OBJECTIVE:
Pull out each line of the data that includes the word "アジアでは".
————
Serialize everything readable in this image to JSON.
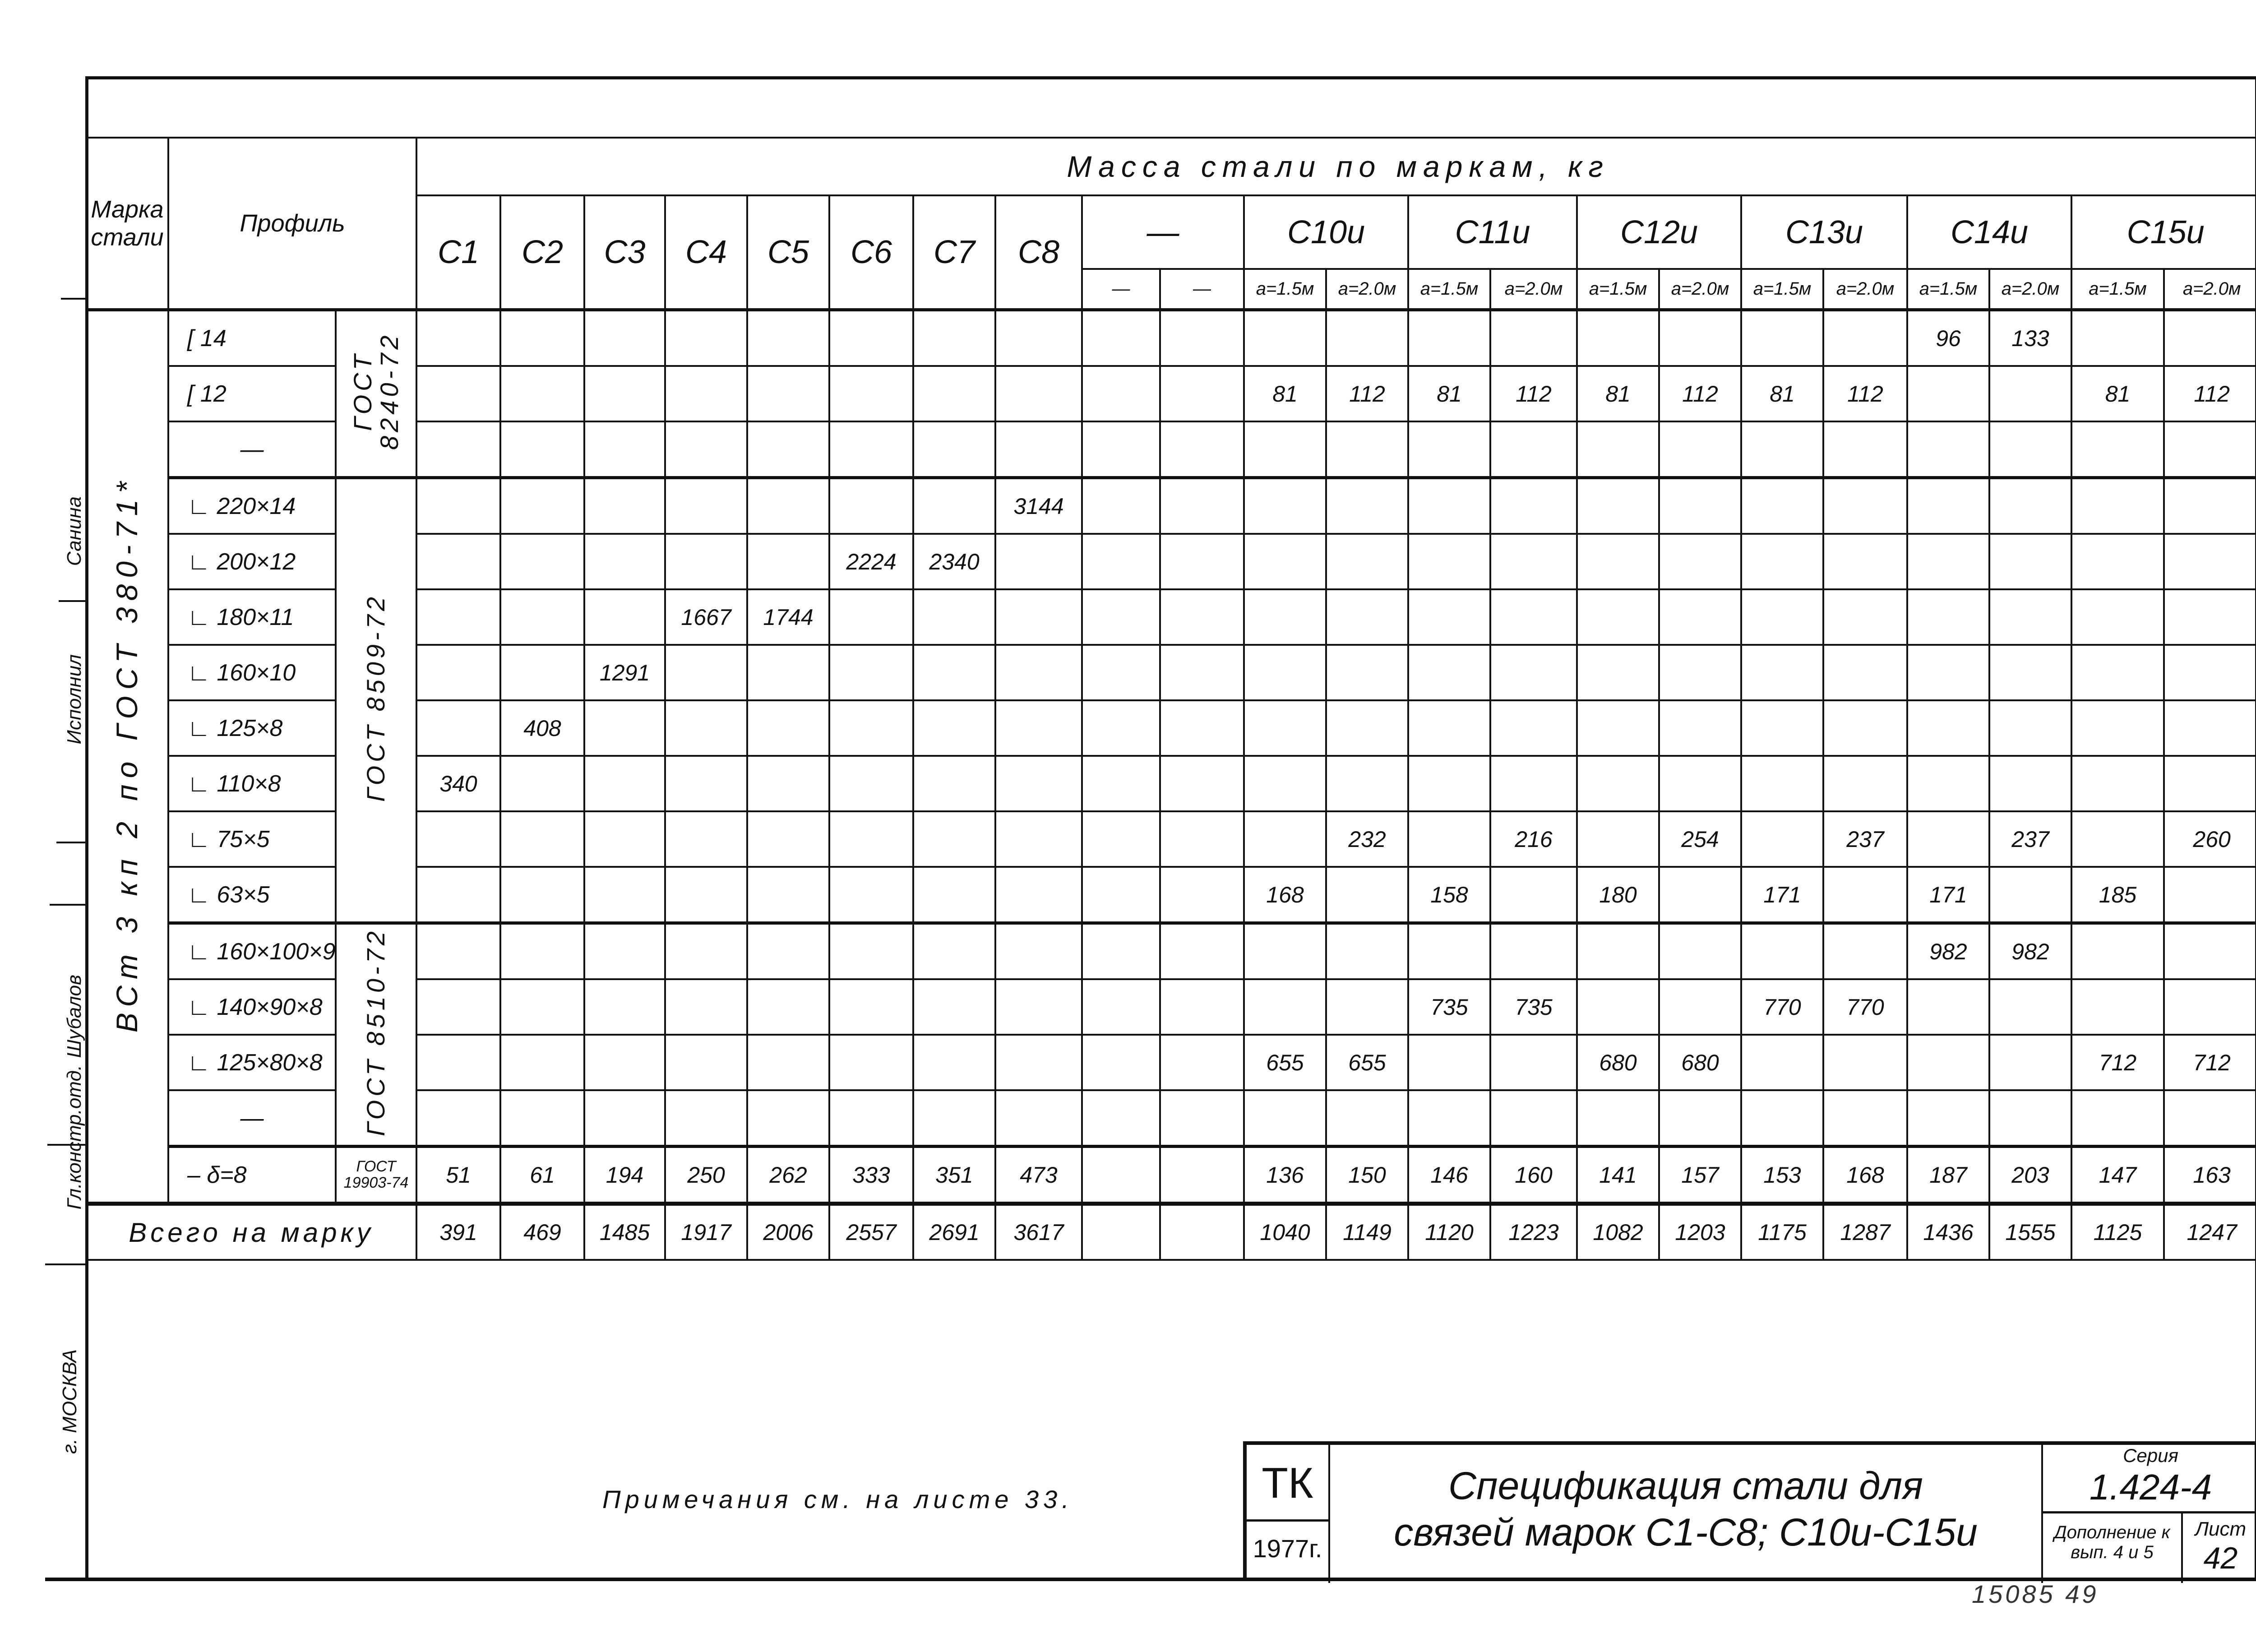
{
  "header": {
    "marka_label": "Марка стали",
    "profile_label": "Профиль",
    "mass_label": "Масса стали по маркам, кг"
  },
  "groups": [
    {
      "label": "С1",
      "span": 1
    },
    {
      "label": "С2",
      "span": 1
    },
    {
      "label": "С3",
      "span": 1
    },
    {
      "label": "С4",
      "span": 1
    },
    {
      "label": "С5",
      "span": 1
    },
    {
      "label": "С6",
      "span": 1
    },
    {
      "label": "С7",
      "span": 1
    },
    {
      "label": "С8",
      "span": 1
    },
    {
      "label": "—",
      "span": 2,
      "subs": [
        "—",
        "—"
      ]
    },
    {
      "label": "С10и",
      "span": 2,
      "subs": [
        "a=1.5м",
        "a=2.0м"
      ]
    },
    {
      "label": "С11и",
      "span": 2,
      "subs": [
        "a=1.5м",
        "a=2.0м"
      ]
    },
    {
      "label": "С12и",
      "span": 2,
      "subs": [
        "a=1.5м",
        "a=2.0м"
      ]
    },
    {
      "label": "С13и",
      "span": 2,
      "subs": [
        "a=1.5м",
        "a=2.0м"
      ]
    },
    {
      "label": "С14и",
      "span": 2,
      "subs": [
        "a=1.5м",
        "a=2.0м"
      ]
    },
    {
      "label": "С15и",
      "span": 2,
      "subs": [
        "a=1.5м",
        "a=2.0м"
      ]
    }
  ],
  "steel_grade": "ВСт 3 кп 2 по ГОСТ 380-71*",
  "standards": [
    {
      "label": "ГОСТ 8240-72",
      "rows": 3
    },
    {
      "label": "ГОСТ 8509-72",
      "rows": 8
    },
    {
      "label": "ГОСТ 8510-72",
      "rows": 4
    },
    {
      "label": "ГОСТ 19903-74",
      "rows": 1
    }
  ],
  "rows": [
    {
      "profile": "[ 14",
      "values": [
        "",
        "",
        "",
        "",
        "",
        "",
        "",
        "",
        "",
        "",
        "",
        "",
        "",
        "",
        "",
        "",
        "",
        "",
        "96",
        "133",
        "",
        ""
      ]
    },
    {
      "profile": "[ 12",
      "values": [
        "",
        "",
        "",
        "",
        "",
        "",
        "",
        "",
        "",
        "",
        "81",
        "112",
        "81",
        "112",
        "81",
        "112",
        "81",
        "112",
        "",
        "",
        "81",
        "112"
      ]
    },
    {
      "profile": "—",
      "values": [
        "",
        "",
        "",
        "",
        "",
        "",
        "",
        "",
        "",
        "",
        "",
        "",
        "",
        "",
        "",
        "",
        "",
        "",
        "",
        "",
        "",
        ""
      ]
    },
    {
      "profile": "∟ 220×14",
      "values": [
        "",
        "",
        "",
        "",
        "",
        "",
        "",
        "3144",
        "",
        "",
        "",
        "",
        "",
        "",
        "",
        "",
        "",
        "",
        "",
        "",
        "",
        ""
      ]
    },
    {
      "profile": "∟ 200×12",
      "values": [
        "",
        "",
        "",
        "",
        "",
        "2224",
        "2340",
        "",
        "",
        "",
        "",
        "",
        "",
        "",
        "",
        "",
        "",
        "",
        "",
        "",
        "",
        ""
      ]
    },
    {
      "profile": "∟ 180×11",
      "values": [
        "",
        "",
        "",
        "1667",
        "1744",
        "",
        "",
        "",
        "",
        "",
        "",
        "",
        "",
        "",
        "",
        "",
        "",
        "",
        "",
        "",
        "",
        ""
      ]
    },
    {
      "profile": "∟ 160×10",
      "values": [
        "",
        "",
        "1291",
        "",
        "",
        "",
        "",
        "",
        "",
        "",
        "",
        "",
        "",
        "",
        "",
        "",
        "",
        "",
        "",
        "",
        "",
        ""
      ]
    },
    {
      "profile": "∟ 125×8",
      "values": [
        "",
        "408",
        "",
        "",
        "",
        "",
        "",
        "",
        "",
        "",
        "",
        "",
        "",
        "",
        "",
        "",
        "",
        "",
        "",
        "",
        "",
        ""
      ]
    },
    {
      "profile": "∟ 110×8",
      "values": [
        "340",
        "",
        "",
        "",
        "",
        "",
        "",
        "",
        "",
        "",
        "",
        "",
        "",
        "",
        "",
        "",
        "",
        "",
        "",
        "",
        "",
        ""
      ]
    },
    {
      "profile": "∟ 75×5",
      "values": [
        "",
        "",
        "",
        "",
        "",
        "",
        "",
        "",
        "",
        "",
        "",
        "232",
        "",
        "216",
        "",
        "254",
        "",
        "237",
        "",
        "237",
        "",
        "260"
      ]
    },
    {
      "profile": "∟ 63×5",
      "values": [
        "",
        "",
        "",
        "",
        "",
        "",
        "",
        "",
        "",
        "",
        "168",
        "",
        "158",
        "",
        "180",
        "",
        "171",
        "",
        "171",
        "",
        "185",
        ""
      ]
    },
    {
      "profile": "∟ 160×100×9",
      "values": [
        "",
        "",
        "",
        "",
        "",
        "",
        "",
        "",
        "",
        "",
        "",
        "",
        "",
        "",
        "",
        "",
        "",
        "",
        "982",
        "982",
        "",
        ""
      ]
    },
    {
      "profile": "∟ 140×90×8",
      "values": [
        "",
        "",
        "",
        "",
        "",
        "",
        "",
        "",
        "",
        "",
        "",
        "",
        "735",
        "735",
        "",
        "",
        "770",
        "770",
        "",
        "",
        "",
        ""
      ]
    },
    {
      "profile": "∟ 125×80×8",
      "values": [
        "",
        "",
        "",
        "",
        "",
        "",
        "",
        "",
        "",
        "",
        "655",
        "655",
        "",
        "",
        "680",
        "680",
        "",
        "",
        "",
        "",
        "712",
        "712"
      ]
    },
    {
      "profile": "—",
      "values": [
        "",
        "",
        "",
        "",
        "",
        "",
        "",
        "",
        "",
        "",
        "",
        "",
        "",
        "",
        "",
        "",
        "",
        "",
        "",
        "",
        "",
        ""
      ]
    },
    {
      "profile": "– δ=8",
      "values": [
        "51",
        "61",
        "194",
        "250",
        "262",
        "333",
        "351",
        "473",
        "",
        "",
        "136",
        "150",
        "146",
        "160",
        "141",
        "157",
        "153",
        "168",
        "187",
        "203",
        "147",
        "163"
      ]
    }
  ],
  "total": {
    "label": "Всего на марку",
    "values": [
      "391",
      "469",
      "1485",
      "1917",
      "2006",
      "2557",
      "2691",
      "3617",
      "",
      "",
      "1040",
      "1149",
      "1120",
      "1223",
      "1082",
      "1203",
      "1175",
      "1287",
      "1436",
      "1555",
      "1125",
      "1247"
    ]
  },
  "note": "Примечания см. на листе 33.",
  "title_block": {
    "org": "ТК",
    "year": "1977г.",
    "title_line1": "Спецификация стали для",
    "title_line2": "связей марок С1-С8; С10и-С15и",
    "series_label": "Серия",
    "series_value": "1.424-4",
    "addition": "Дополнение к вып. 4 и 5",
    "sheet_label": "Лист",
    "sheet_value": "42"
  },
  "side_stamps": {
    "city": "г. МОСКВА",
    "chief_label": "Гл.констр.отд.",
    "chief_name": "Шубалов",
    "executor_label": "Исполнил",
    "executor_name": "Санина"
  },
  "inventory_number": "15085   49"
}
————
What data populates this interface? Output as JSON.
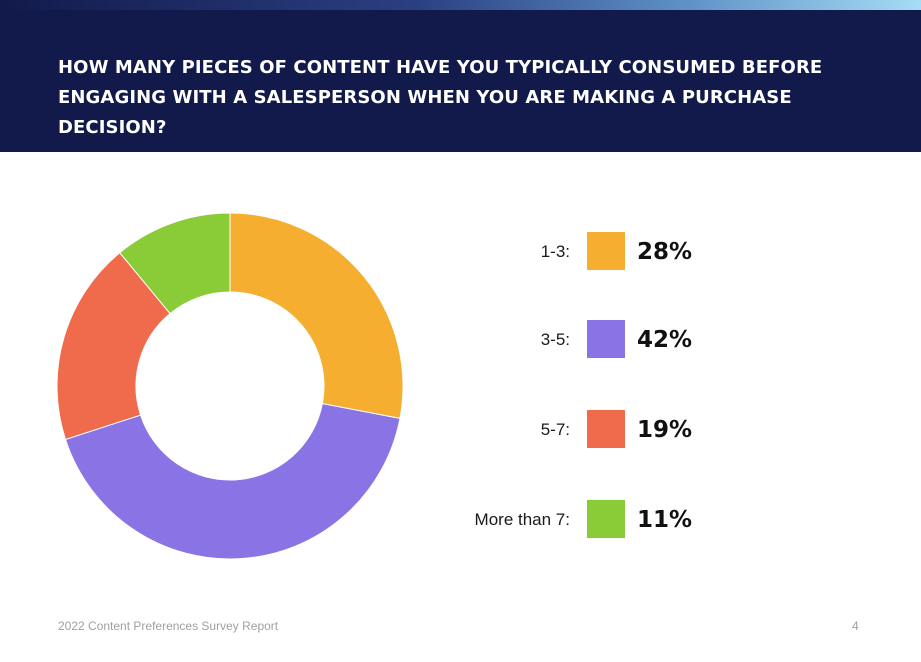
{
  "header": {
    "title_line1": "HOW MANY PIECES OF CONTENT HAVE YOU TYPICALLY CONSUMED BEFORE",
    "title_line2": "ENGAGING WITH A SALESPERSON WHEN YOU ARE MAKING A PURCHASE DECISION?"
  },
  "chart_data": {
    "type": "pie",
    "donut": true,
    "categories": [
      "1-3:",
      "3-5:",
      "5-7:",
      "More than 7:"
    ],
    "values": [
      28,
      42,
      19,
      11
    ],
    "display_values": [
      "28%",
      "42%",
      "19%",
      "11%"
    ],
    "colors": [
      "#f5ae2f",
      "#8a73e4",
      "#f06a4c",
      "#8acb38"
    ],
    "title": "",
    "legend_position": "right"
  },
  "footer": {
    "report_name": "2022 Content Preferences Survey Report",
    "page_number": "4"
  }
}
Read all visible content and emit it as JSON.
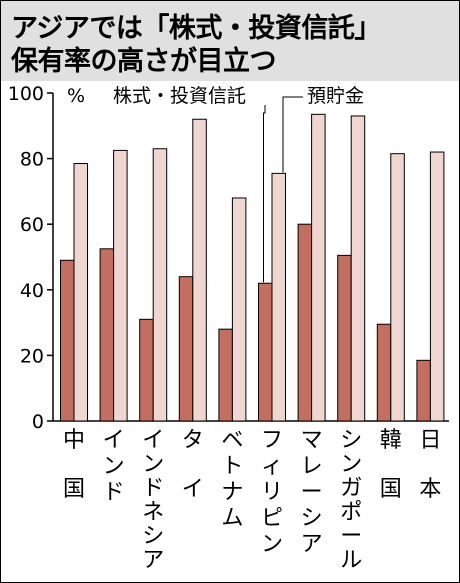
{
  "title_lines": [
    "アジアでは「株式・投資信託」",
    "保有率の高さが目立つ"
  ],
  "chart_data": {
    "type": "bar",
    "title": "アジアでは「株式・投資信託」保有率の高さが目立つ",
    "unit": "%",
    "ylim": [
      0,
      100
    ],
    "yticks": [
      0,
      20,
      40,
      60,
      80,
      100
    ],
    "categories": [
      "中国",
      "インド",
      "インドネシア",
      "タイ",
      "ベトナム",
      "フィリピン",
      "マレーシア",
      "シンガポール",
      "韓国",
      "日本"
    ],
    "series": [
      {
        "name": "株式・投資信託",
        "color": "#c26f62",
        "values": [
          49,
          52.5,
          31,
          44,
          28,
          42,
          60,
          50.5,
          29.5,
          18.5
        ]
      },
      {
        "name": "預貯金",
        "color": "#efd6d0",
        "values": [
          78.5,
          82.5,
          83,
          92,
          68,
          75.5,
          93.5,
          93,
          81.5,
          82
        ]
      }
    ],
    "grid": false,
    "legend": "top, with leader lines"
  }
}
————
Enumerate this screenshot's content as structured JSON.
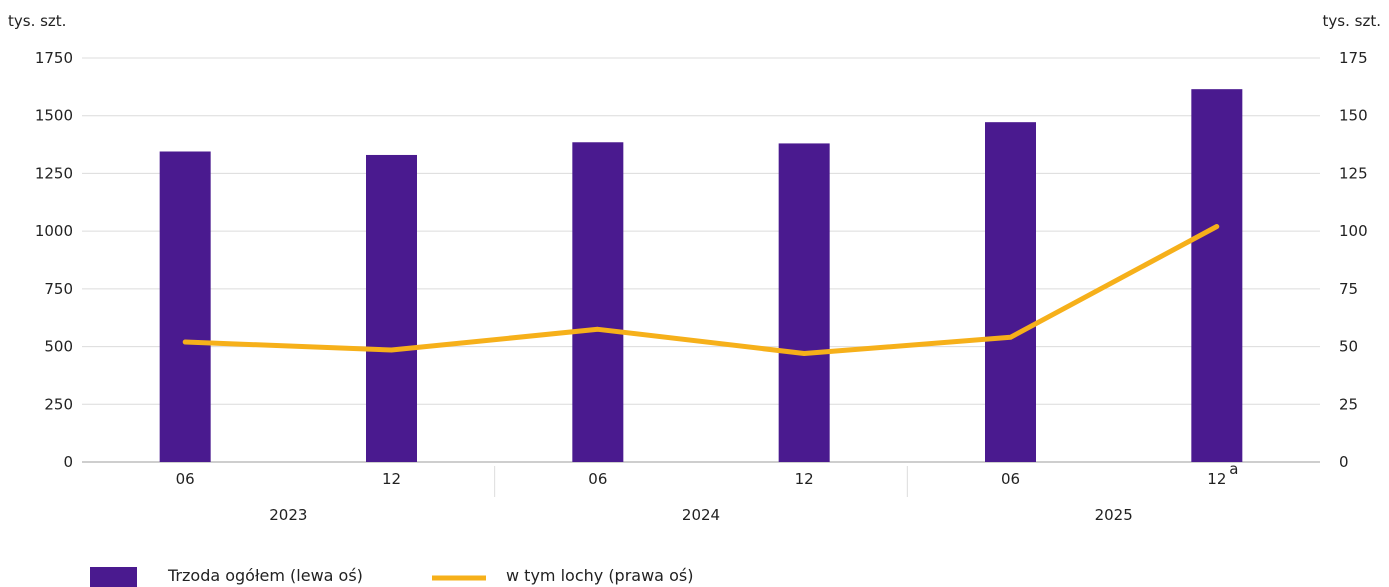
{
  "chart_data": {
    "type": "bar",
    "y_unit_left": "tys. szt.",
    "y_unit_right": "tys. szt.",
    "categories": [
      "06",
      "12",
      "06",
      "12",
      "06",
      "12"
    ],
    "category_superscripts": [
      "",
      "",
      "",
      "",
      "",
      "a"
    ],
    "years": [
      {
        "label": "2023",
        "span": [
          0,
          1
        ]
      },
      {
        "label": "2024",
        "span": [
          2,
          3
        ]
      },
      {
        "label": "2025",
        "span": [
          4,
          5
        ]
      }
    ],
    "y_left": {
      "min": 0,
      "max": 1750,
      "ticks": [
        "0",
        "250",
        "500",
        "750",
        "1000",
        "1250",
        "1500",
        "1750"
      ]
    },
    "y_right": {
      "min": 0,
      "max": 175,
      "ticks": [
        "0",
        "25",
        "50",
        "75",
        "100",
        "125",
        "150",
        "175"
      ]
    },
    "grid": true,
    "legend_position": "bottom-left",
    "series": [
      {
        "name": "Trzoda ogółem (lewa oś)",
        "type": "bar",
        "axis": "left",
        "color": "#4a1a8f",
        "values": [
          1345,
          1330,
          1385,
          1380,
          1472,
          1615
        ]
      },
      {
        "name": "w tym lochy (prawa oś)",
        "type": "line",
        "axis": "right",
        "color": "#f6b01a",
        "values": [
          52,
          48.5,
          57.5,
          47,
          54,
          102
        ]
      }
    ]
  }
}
————
FINISHED EXERCISE:
    "アジアでは「株式・投資信託」",
    "title": "アジアでは「株式・投資信託」保有率の高さが目立つ",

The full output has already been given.